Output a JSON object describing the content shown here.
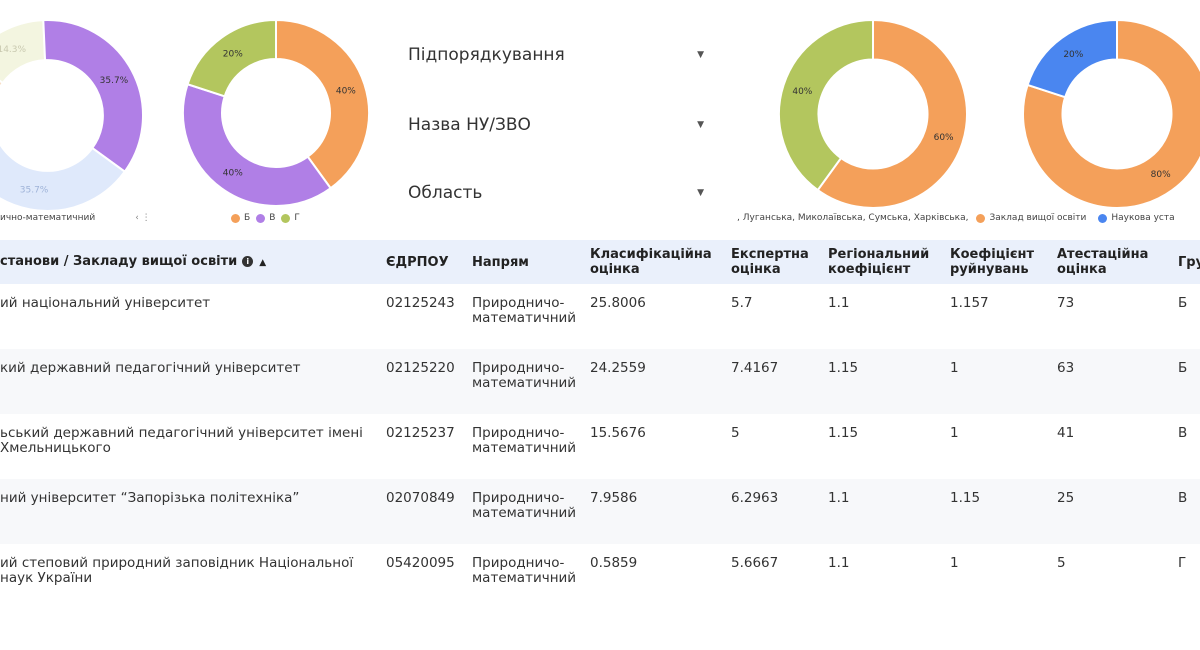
{
  "charts": {
    "pie1": {
      "labels": [
        "14.3%",
        "35.7%",
        "35.7%"
      ],
      "legend_text": "ично-математичний"
    },
    "pie2": {
      "labels": [
        "40%",
        "40%",
        "20%"
      ],
      "legend": [
        {
          "name": "Б",
          "color": "#f4a05a"
        },
        {
          "name": "В",
          "color": "#b07fe6"
        },
        {
          "name": "Г",
          "color": "#b3c65e"
        }
      ]
    },
    "pie3": {
      "labels": [
        "60%",
        "40%"
      ]
    },
    "pie4": {
      "labels": [
        "80%",
        "20%"
      ]
    },
    "legend_right": {
      "regions_text": ", Луганська, Миколаївська, Сумська, Харківська,",
      "items": [
        {
          "name": "Заклад вищої освіти",
          "color": "#f4a05a"
        },
        {
          "name": "Наукова уста",
          "color": "#4a86f0"
        }
      ]
    }
  },
  "chart_data": [
    {
      "type": "pie",
      "values": [
        14.3,
        35.7,
        35.7,
        14.3
      ],
      "colors": [
        "#f3f5e0",
        "#b07fe6",
        "#dfe9fb",
        "#f8dcc4"
      ]
    },
    {
      "type": "pie",
      "categories": [
        "Б",
        "В",
        "Г"
      ],
      "values": [
        40,
        40,
        20
      ],
      "colors": [
        "#f4a05a",
        "#b07fe6",
        "#b3c65e"
      ]
    },
    {
      "type": "pie",
      "values": [
        60,
        40
      ],
      "colors": [
        "#f4a05a",
        "#b3c65e"
      ]
    },
    {
      "type": "pie",
      "categories": [
        "Заклад вищої освіти",
        "Наукова уста"
      ],
      "values": [
        80,
        20
      ],
      "colors": [
        "#f4a05a",
        "#4a86f0"
      ]
    }
  ],
  "filters": [
    {
      "label": "Підпорядкування"
    },
    {
      "label": "Назва НУ/ЗВО"
    },
    {
      "label": "Область"
    }
  ],
  "table": {
    "headers": {
      "name": "станови / Закладу вищої освіти",
      "edrpou": "ЄДРПОУ",
      "direction": "Напрям",
      "class_score": "Класифікаційна оцінка",
      "expert_score": "Експертна оцінка",
      "region_coef": "Регіональний коефіцієнт",
      "destr_coef": "Коефіцієнт руйнувань",
      "attest_score": "Атестаційна оцінка",
      "group": "Гру"
    },
    "rows": [
      {
        "name": "ий національний університет",
        "edrpou": "02125243",
        "direction": "Природничо-математичний",
        "class_score": "25.8006",
        "expert_score": "5.7",
        "region_coef": "1.1",
        "destr_coef": "1.157",
        "attest_score": "73",
        "group": "Б"
      },
      {
        "name": "кий державний педагогічний університет",
        "edrpou": "02125220",
        "direction": "Природничо-математичний",
        "class_score": "24.2559",
        "expert_score": "7.4167",
        "region_coef": "1.15",
        "destr_coef": "1",
        "attest_score": "63",
        "group": "Б"
      },
      {
        "name": "ьський державний педагогічний університет імені Хмельницького",
        "edrpou": "02125237",
        "direction": "Природничо-математичний",
        "class_score": "15.5676",
        "expert_score": "5",
        "region_coef": "1.15",
        "destr_coef": "1",
        "attest_score": "41",
        "group": "В"
      },
      {
        "name": "ний університет “Запорізька політехніка”",
        "edrpou": "02070849",
        "direction": "Природничо-математичний",
        "class_score": "7.9586",
        "expert_score": "6.2963",
        "region_coef": "1.1",
        "destr_coef": "1.15",
        "attest_score": "25",
        "group": "В"
      },
      {
        "name": "ий степовий природний заповідник Національної наук України",
        "edrpou": "05420095",
        "direction": "Природничо-математичний",
        "class_score": "0.5859",
        "expert_score": "5.6667",
        "region_coef": "1.1",
        "destr_coef": "1",
        "attest_score": "5",
        "group": "Г"
      }
    ]
  }
}
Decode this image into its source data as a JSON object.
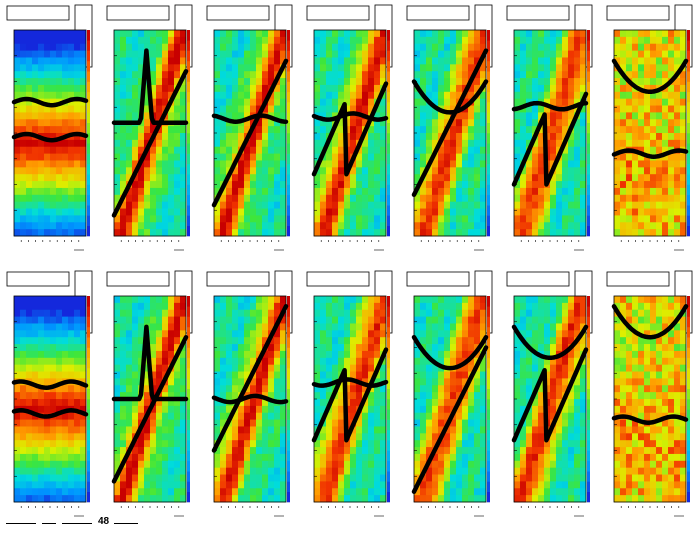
{
  "chart_data": [
    {
      "type": "heatmap",
      "name": "panel-1-1",
      "field": "band",
      "tracks": [
        {
          "kind": "flat",
          "y": 0.65
        },
        {
          "kind": "flat",
          "y": 0.48
        }
      ]
    },
    {
      "type": "heatmap",
      "name": "panel-1-2",
      "field": "diagonal",
      "tracks": [
        {
          "kind": "spike",
          "y": 0.55
        },
        {
          "kind": "ramp",
          "y": 0.1
        }
      ]
    },
    {
      "type": "heatmap",
      "name": "panel-1-3",
      "field": "diagonal",
      "tracks": [
        {
          "kind": "flat",
          "y": 0.57
        },
        {
          "kind": "ramp",
          "y": 0.15
        }
      ]
    },
    {
      "type": "heatmap",
      "name": "panel-1-4",
      "field": "diagonal",
      "tracks": [
        {
          "kind": "flat",
          "y": 0.58
        },
        {
          "kind": "sawtooth",
          "y": 0.3
        }
      ]
    },
    {
      "type": "heatmap",
      "name": "panel-1-5",
      "field": "diagonal",
      "tracks": [
        {
          "kind": "curve",
          "y": 0.6
        },
        {
          "kind": "ramp",
          "y": 0.2
        }
      ]
    },
    {
      "type": "heatmap",
      "name": "panel-1-6",
      "field": "diagonal",
      "tracks": [
        {
          "kind": "flat",
          "y": 0.63
        },
        {
          "kind": "sawtooth",
          "y": 0.25
        }
      ]
    },
    {
      "type": "heatmap",
      "name": "panel-1-7",
      "field": "noisy",
      "tracks": [
        {
          "kind": "curve",
          "y": 0.7
        },
        {
          "kind": "flat",
          "y": 0.4
        }
      ]
    },
    {
      "type": "heatmap",
      "name": "panel-2-1",
      "field": "band",
      "tracks": [
        {
          "kind": "flat",
          "y": 0.57
        },
        {
          "kind": "flat",
          "y": 0.43
        }
      ]
    },
    {
      "type": "heatmap",
      "name": "panel-2-2",
      "field": "diagonal",
      "tracks": [
        {
          "kind": "spike",
          "y": 0.5
        },
        {
          "kind": "ramp",
          "y": 0.1
        }
      ]
    },
    {
      "type": "heatmap",
      "name": "panel-2-3",
      "field": "diagonal",
      "tracks": [
        {
          "kind": "flat",
          "y": 0.5
        },
        {
          "kind": "ramp",
          "y": 0.25
        }
      ]
    },
    {
      "type": "heatmap",
      "name": "panel-2-4",
      "field": "diagonal",
      "tracks": [
        {
          "kind": "flat",
          "y": 0.58
        },
        {
          "kind": "sawtooth",
          "y": 0.3
        }
      ]
    },
    {
      "type": "heatmap",
      "name": "panel-2-5",
      "field": "diagonal",
      "tracks": [
        {
          "kind": "curve",
          "y": 0.65
        },
        {
          "kind": "ramp",
          "y": 0.05
        }
      ]
    },
    {
      "type": "heatmap",
      "name": "panel-2-6",
      "field": "diagonal",
      "tracks": [
        {
          "kind": "curve",
          "y": 0.7
        },
        {
          "kind": "sawtooth",
          "y": 0.3
        }
      ]
    },
    {
      "type": "heatmap",
      "name": "panel-2-7",
      "field": "noisy",
      "tracks": [
        {
          "kind": "curve",
          "y": 0.8
        },
        {
          "kind": "flat",
          "y": 0.4
        }
      ]
    }
  ],
  "footer": {
    "number": "48"
  }
}
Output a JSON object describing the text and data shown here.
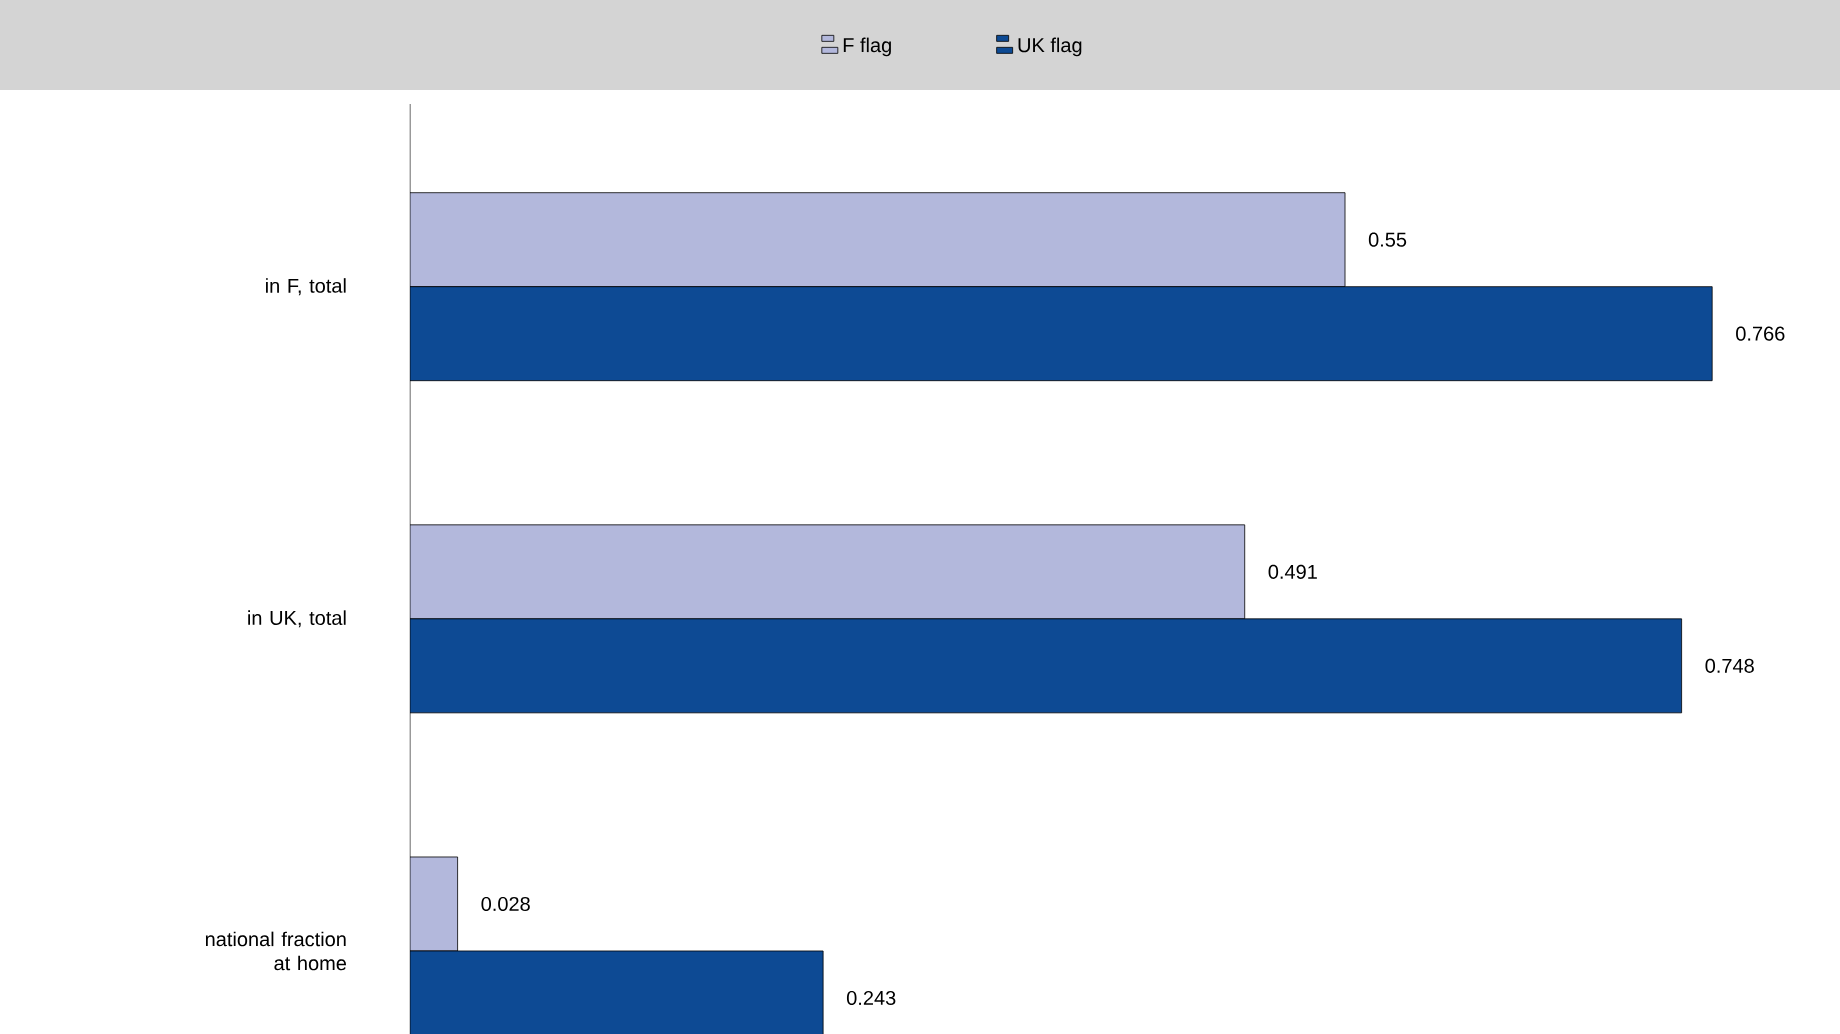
{
  "chart_data": {
    "type": "bar",
    "orientation": "horizontal",
    "categories": [
      "in F, total",
      "in UK, total",
      "national fraction at home"
    ],
    "series": [
      {
        "name": "F flag",
        "color": "#b3b8dc",
        "values": [
          0.55,
          0.491,
          0.028
        ]
      },
      {
        "name": "UK flag",
        "color": "#0d4a94",
        "values": [
          0.766,
          0.748,
          0.243
        ]
      }
    ],
    "data_labels": true,
    "legend": "top"
  }
}
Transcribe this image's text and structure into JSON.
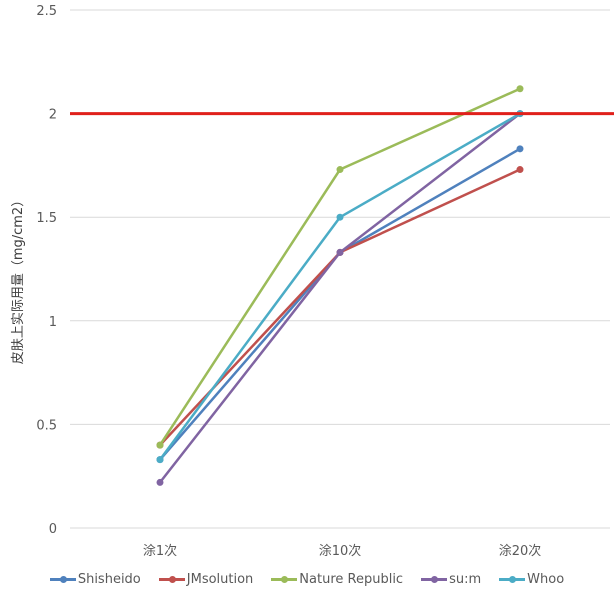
{
  "chart_data": {
    "type": "line",
    "title": "",
    "xlabel": "",
    "ylabel": "皮肤上实际用量（mg/cm2）",
    "categories": [
      "涂1次",
      "涂10次",
      "涂20次"
    ],
    "ylim": [
      0,
      2.5
    ],
    "yticks": [
      "0",
      "0.5",
      "1",
      "1.5",
      "2",
      "2.5"
    ],
    "ytick_values": [
      0,
      0.5,
      1,
      1.5,
      2,
      2.5
    ],
    "grid": true,
    "legend_position": "bottom",
    "reference_line": {
      "value": 2,
      "color": "#e0201b"
    },
    "series": [
      {
        "name": "Shisheido",
        "color": "#4f81bd",
        "values": [
          0.33,
          1.33,
          1.83
        ]
      },
      {
        "name": "JMsolution",
        "color": "#c0504d",
        "values": [
          0.4,
          1.33,
          1.73
        ]
      },
      {
        "name": "Nature Republic",
        "color": "#9bbb59",
        "values": [
          0.4,
          1.73,
          2.12
        ]
      },
      {
        "name": "su:m",
        "color": "#8064a2",
        "values": [
          0.22,
          1.33,
          2.0
        ]
      },
      {
        "name": "Whoo",
        "color": "#4bacc6",
        "values": [
          0.33,
          1.5,
          2.0
        ]
      }
    ]
  }
}
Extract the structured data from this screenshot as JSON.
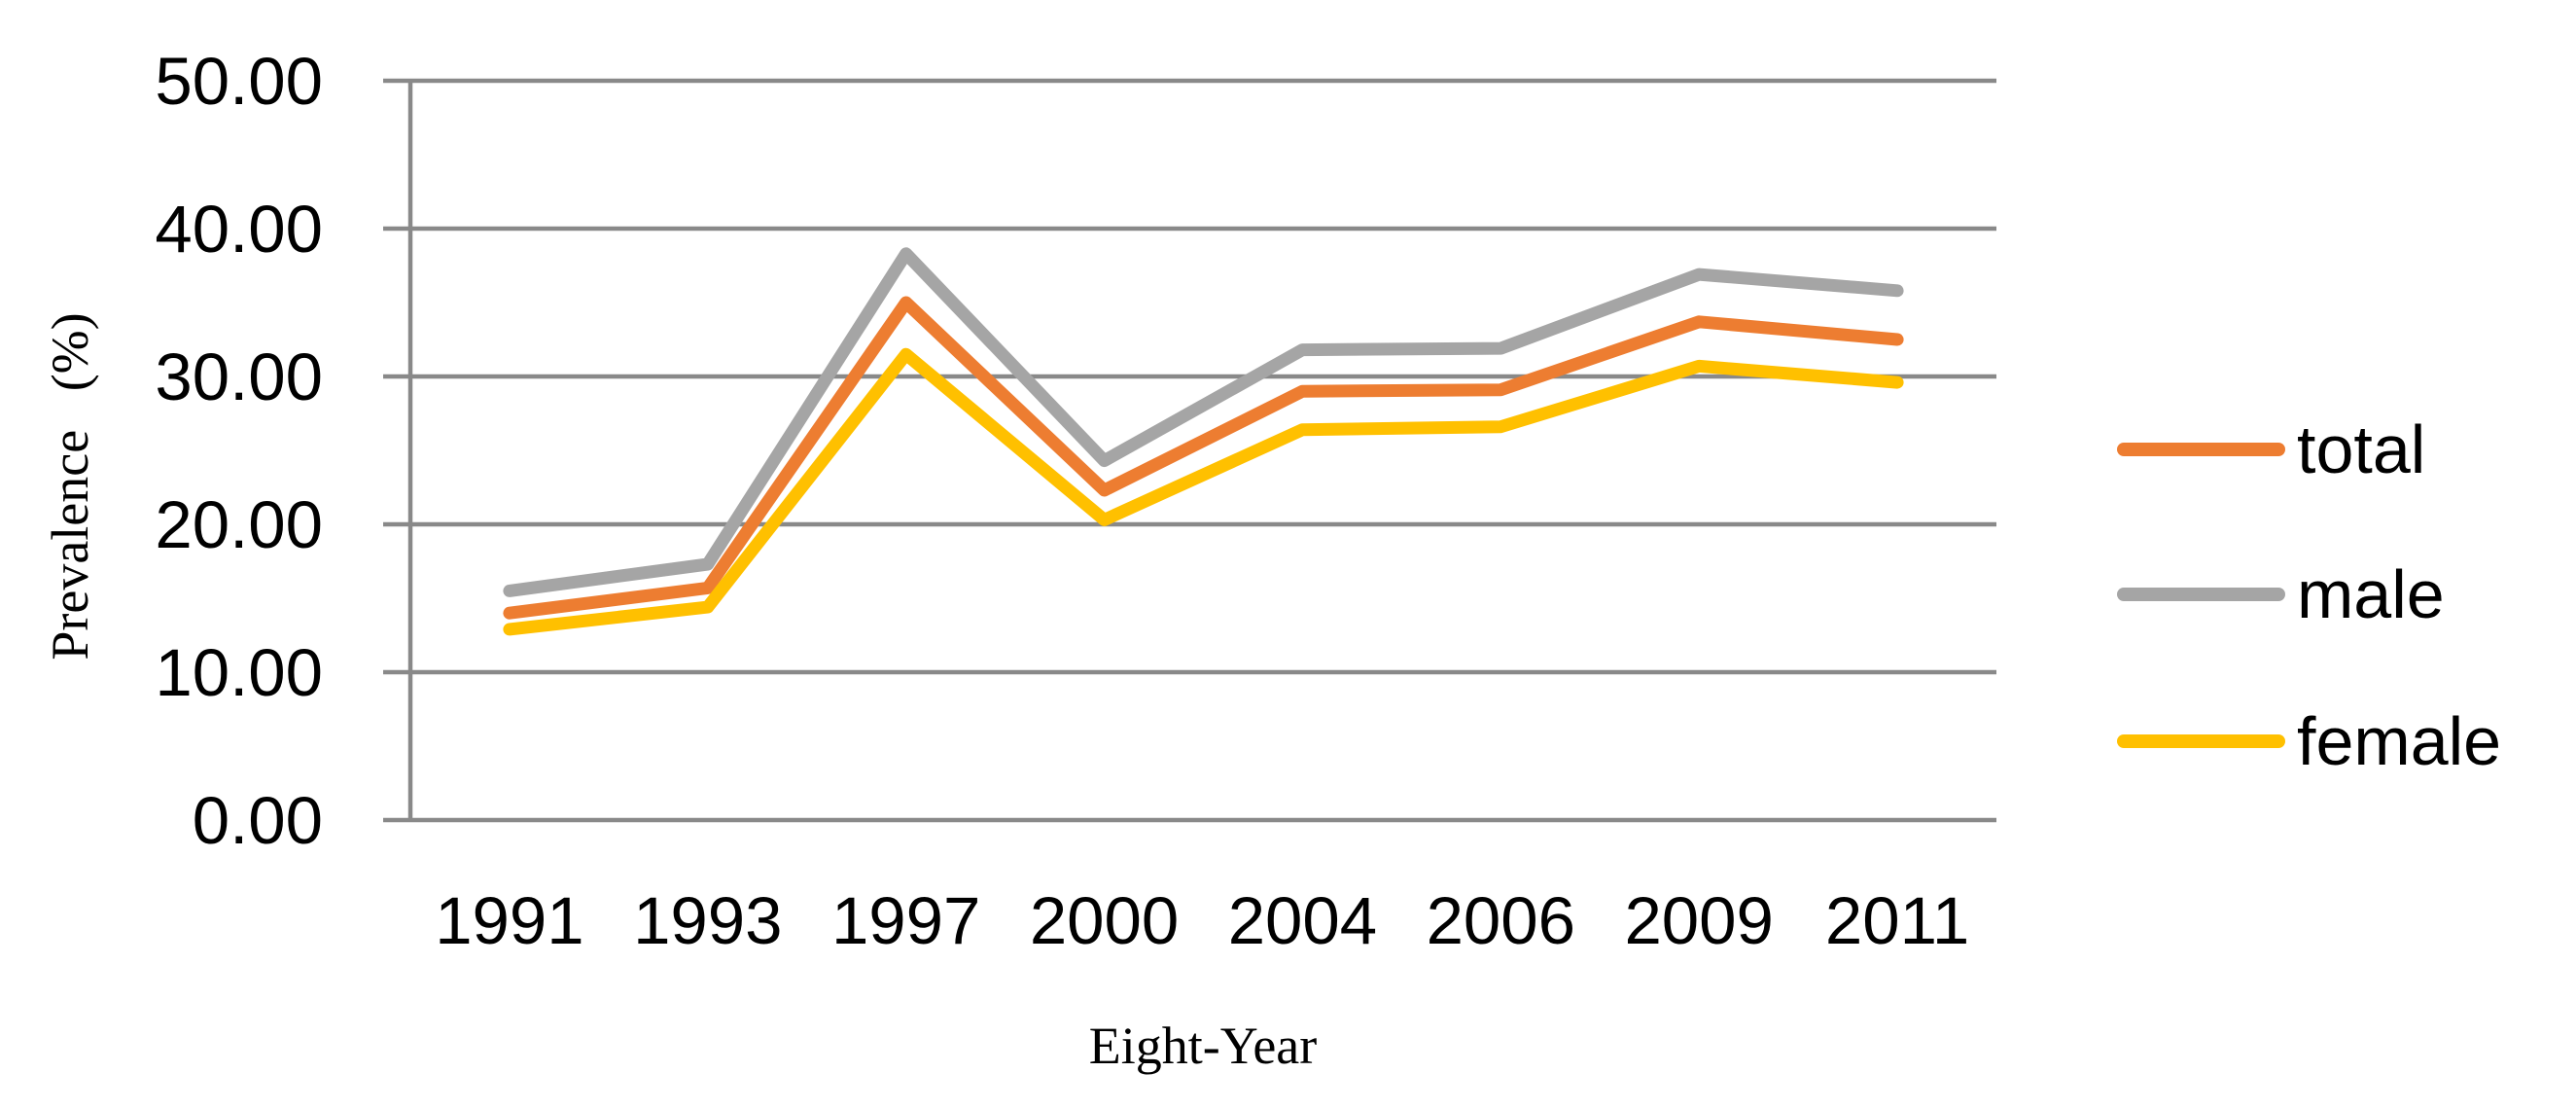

> Work to do
List the lines that contain the word "into".

> Exercise output
Decode this image into its source data as a JSON object.
Transcribe this image's text and structure into JSON.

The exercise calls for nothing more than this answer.